━━━━━ Dataset rows
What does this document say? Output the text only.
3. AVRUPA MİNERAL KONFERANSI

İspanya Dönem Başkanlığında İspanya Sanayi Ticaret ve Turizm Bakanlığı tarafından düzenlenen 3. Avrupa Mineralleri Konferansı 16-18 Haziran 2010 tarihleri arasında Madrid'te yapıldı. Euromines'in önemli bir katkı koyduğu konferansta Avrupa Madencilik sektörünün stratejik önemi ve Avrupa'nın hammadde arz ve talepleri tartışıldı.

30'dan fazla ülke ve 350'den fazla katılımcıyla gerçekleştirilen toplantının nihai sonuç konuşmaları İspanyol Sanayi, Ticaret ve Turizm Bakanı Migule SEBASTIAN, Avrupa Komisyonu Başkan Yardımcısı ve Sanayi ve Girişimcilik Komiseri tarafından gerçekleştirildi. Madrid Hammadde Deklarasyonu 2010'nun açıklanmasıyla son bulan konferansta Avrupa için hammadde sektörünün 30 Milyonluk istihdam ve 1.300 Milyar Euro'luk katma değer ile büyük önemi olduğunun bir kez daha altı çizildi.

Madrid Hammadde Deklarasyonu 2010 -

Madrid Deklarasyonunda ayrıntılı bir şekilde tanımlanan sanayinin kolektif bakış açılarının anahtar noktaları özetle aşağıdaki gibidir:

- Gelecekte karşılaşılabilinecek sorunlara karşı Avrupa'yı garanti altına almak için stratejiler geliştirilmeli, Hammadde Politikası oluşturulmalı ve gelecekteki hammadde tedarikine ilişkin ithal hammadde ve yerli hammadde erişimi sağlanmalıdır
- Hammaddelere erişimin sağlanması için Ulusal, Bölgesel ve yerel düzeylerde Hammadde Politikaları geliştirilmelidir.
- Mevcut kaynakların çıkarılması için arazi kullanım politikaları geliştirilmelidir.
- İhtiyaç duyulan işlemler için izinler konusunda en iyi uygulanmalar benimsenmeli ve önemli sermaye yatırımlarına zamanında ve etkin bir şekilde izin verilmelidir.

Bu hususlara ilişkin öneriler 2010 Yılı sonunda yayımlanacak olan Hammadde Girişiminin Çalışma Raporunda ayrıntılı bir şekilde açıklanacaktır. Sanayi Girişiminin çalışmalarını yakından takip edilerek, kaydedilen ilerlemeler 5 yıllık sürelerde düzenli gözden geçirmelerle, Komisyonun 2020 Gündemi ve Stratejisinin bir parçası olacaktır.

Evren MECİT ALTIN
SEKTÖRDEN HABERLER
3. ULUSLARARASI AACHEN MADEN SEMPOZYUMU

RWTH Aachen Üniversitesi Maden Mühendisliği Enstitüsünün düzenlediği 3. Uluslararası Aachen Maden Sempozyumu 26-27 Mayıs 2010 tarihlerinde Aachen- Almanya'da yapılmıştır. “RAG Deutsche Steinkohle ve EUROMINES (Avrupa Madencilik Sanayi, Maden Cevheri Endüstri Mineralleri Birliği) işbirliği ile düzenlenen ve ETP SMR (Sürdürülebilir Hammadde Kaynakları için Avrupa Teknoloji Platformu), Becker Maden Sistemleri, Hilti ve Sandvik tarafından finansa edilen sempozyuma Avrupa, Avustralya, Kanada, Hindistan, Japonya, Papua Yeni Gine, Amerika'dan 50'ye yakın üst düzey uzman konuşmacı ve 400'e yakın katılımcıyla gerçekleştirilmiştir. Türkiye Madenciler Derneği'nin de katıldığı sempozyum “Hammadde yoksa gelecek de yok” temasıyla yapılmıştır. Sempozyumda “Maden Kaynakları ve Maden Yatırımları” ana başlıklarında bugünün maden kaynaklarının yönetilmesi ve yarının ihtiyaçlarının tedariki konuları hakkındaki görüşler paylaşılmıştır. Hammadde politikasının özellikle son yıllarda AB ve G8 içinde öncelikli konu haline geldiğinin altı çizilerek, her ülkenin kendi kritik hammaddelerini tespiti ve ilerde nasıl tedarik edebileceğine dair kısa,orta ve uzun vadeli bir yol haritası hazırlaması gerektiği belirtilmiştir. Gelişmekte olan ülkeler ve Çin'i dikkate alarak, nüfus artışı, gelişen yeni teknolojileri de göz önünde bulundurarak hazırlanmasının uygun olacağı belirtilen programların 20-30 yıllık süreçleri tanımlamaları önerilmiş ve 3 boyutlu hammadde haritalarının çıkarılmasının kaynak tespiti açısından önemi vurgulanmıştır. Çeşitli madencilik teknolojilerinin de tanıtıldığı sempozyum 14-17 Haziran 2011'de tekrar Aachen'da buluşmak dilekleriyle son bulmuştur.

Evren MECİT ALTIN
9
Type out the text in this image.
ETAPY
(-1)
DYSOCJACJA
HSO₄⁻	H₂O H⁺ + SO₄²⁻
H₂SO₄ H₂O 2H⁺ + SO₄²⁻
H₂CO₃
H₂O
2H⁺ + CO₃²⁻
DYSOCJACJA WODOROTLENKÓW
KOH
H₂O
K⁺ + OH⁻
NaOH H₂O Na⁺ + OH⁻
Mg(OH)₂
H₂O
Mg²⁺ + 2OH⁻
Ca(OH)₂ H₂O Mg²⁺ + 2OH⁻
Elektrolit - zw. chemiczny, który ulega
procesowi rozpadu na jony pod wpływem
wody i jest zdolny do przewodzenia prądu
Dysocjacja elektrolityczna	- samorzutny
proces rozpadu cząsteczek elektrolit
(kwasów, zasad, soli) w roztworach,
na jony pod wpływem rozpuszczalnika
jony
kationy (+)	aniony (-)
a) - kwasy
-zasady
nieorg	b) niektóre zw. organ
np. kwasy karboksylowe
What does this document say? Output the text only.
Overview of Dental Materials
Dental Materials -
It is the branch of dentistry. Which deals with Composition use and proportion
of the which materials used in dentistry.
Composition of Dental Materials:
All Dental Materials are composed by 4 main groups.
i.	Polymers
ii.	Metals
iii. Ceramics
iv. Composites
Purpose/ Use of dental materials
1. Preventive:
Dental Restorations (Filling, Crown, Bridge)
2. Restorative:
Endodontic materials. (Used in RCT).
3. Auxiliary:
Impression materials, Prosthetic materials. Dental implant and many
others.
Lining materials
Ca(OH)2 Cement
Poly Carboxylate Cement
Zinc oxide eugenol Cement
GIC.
━━━━━━━━━━
### Problem to work on
The records above need to be transcribed in full. Keep every character unchanged.

### Finished task
What does this document say? Output the text only.
3. AVRUPA MİNERAL KONFERANSI

İspanya Dönem Başkanlığında İspanya Sanayi Ticaret ve Turizm Bakanlığı tarafından düzenlenen 3. Avrupa Mineralleri Konferansı 16-18 Haziran 2010 tarihleri arasında Madrid'te yapıldı. Euromines'in önemli bir katkı koyduğu konferansta Avrupa Madencilik sektörünün stratejik önemi ve Avrupa'nın hammadde arz ve talepleri tartışıldı.

30'dan fazla ülke ve 350'den fazla katılımcıyla gerçekleştirilen toplantının nihai sonuç konuşmaları İspanyol Sanayi, Ticaret ve Turizm Bakanı Migule SEBASTIAN, Avrupa Komisyonu Başkan Yardımcısı ve Sanayi ve Girişimcilik Komiseri tarafından gerçekleştirildi. Madrid Hammadde Deklarasyonu 2010'nun açıklanmasıyla son bulan konferansta Avrupa için hammadde sektörünün 30 Milyonluk istihdam ve 1.300 Milyar Euro'luk katma değer ile büyük önemi olduğunun bir kez daha altı çizildi.

Madrid Hammadde Deklarasyonu 2010 -

Madrid Deklarasyonunda ayrıntılı bir şekilde tanımlanan sanayinin kolektif bakış açılarının anahtar noktaları özetle aşağıdaki gibidir:

- Gelecekte karşılaşılabilinecek sorunlara karşı Avrupa'yı garanti altına almak için stratejiler geliştirilmeli, Hammadde Politikası oluşturulmalı ve gelecekteki hammadde tedarikine ilişkin ithal hammadde ve yerli hammadde erişimi sağlanmalıdır
- Hammaddelere erişimin sağlanması için Ulusal, Bölgesel ve yerel düzeylerde Hammadde Politikaları geliştirilmelidir.
- Mevcut kaynakların çıkarılması için arazi kullanım politikaları geliştirilmelidir.
- İhtiyaç duyulan işlemler için izinler konusunda en iyi uygulanmalar benimsenmeli ve önemli sermaye yatırımlarına zamanında ve etkin bir şekilde izin verilmelidir.

Bu hususlara ilişkin öneriler 2010 Yılı sonunda yayımlanacak olan Hammadde Girişiminin Çalışma Raporunda ayrıntılı bir şekilde açıklanacaktır. Sanayi Girişiminin çalışmalarını yakından takip edilerek, kaydedilen ilerlemeler 5 yıllık sürelerde düzenli gözden geçirmelerle, Komisyonun 2020 Gündemi ve Stratejisinin bir parçası olacaktır.

Evren MECİT ALTIN
SEKTÖRDEN HABERLER
3. ULUSLARARASI AACHEN MADEN SEMPOZYUMU

RWTH Aachen Üniversitesi Maden Mühendisliği Enstitüsünün düzenlediği 3. Uluslararası Aachen Maden Sempozyumu 26-27 Mayıs 2010 tarihlerinde Aachen- Almanya'da yapılmıştır. “RAG Deutsche Steinkohle ve EUROMINES (Avrupa Madencilik Sanayi, Maden Cevheri Endüstri Mineralleri Birliği) işbirliği ile düzenlenen ve ETP SMR (Sürdürülebilir Hammadde Kaynakları için Avrupa Teknoloji Platformu), Becker Maden Sistemleri, Hilti ve Sandvik tarafından finansa edilen sempozyuma Avrupa, Avustralya, Kanada, Hindistan, Japonya, Papua Yeni Gine, Amerika'dan 50'ye yakın üst düzey uzman konuşmacı ve 400'e yakın katılımcıyla gerçekleştirilmiştir. Türkiye Madenciler Derneği'nin de katıldığı sempozyum “Hammadde yoksa gelecek de yok” temasıyla yapılmıştır. Sempozyumda “Maden Kaynakları ve Maden Yatırımları” ana başlıklarında bugünün maden kaynaklarının yönetilmesi ve yarının ihtiyaçlarının tedariki konuları hakkındaki görüşler paylaşılmıştır. Hammadde politikasının özellikle son yıllarda AB ve G8 içinde öncelikli konu haline geldiğinin altı çizilerek, her ülkenin kendi kritik hammaddelerini tespiti ve ilerde nasıl tedarik edebileceğine dair kısa,orta ve uzun vadeli bir yol haritası hazırlaması gerektiği belirtilmiştir. Gelişmekte olan ülkeler ve Çin'i dikkate alarak, nüfus artışı, gelişen yeni teknolojileri de göz önünde bulundurarak hazırlanmasının uygun olacağı belirtilen programların 20-30 yıllık süreçleri tanımlamaları önerilmiş ve 3 boyutlu hammadde haritalarının çıkarılmasının kaynak tespiti açısından önemi vurgulanmıştır. Çeşitli madencilik teknolojilerinin de tanıtıldığı sempozyum 14-17 Haziran 2011'de tekrar Aachen'da buluşmak dilekleriyle son bulmuştur.

Evren MECİT ALTIN
9
Type out the text in this image.
ETAPY
(-1)
DYSOCJACJA
HSO₄⁻	H₂O H⁺ + SO₄²⁻
H₂SO₄ H₂O 2H⁺ + SO₄²⁻
H₂CO₃
H₂O
2H⁺ + CO₃²⁻
DYSOCJACJA WODOROTLENKÓW
KOH
H₂O
K⁺ + OH⁻
NaOH H₂O Na⁺ + OH⁻
Mg(OH)₂
H₂O
Mg²⁺ + 2OH⁻
Ca(OH)₂ H₂O Mg²⁺ + 2OH⁻
Elektrolit - zw. chemiczny, który ulega
procesowi rozpadu na jony pod wpływem
wody i jest zdolny do przewodzenia prądu
Dysocjacja elektrolityczna	- samorzutny
proces rozpadu cząsteczek elektrolit
(kwasów, zasad, soli) w roztworach,
na jony pod wpływem rozpuszczalnika
jony
kationy (+)	aniony (-)
a) - kwasy
-zasady
nieorg	b) niektóre zw. organ
np. kwasy karboksylowe
What does this document say? Output the text only.
Overview of Dental Materials
Dental Materials -
It is the branch of dentistry. Which deals with Composition use and proportion
of the which materials used in dentistry.
Composition of Dental Materials:
All Dental Materials are composed by 4 main groups.
i.	Polymers
ii.	Metals
iii. Ceramics
iv. Composites
Purpose/ Use of dental materials
1. Preventive:
Dental Restorations (Filling, Crown, Bridge)
2. Restorative:
Endodontic materials. (Used in RCT).
3. Auxiliary:
Impression materials, Prosthetic materials. Dental implant and many
others.
Lining materials
Ca(OH)2 Cement
Poly Carboxylate Cement
Zinc oxide eugenol Cement
GIC.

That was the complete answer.